• **Problem to work on**: From the entries that follow, gather each line holding the word "agency".
+++ Stored rows +++
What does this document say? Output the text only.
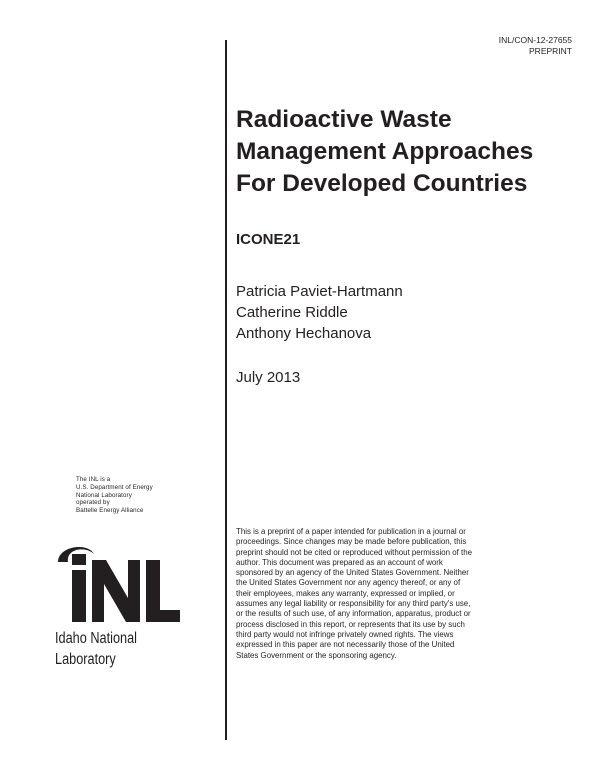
INL/CON-12-27655
PREPRINT
Radioactive Waste
Management Approaches
For Developed Countries
ICONE21
Patricia Paviet-Hartmann
Catherine Riddle
Anthony Hechanova
July 2013
The INL is a
U.S. Department of Energy
National Laboratory
operated by
Battelle Energy Alliance
Idaho National
Laboratory
This is a preprint of a paper intended for publication in a journal or
proceedings. Since changes may be made before publication, this
preprint should not be cited or reproduced without permission of the
author. This document was prepared as an account of work
sponsored by an agency of the United States Government. Neither
the United States Government nor any agency thereof, or any of
their employees, makes any warranty, expressed or implied, or
assumes any legal liability or responsibility for any third party's use,
or the results of such use, of any information, apparatus, product or
process disclosed in this report, or represents that its use by such
third party would not infringe privately owned rights. The views
expressed in this paper are not necessarily those of the United
States Government or the sponsoring agency.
+++
• **Result of the exercise**:
sponsored by an agency of the United States Government. Neither
the United States Government nor any agency thereof, or any of
States Government or the sponsoring agency.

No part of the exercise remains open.